■ **THE PROBLEM**
Work out how many lines of the records hold the string "提高医疗服务质量", and reply with that number alone.

━━━ LISTED ENTRIES ━━━

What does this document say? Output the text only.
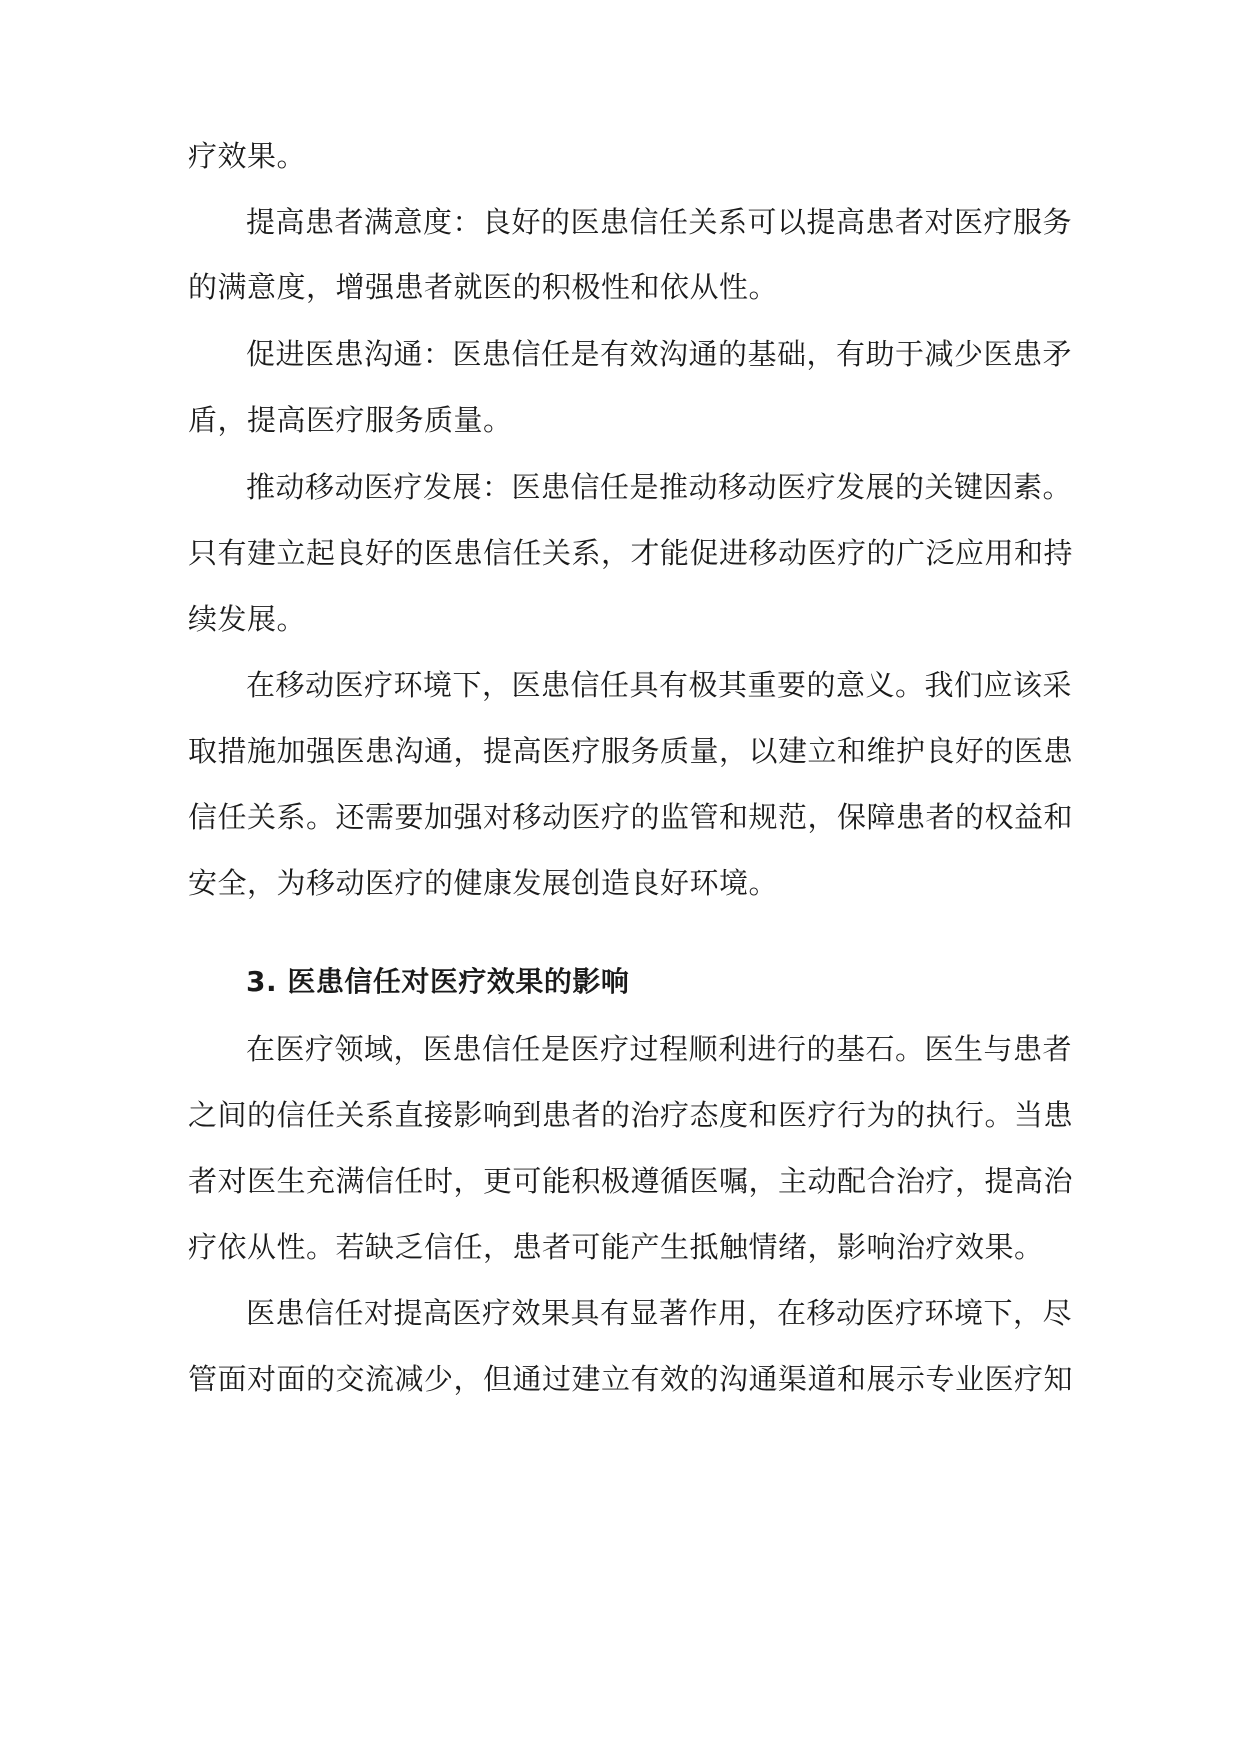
疗效果。
提高患者满意度：良好的医患信任关系可以提高患者对医疗服务
的满意度，增强患者就医的积极性和依从性。
促进医患沟通：医患信任是有效沟通的基础，有助于减少医患矛
盾，提高医疗服务质量。
推动移动医疗发展：医患信任是推动移动医疗发展的关键因素。
只有建立起良好的医患信任关系，才能促进移动医疗的广泛应用和持
续发展。
在移动医疗环境下，医患信任具有极其重要的意义。我们应该采
取措施加强医患沟通，提高医疗服务质量，以建立和维护良好的医患
信任关系。还需要加强对移动医疗的监管和规范，保障患者的权益和
安全，为移动医疗的健康发展创造良好环境。
3. 医患信任对医疗效果的影响
在医疗领域，医患信任是医疗过程顺利进行的基石。医生与患者
之间的信任关系直接影响到患者的治疗态度和医疗行为的执行。当患
者对医生充满信任时，更可能积极遵循医嘱，主动配合治疗，提高治
疗依从性。若缺乏信任，患者可能产生抵触情绪，影响治疗效果。
医患信任对提高医疗效果具有显著作用，在移动医疗环境下，尽
管面对面的交流减少，但通过建立有效的沟通渠道和展示专业医疗知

━━━

■ **EXPECTED ANSWER**
2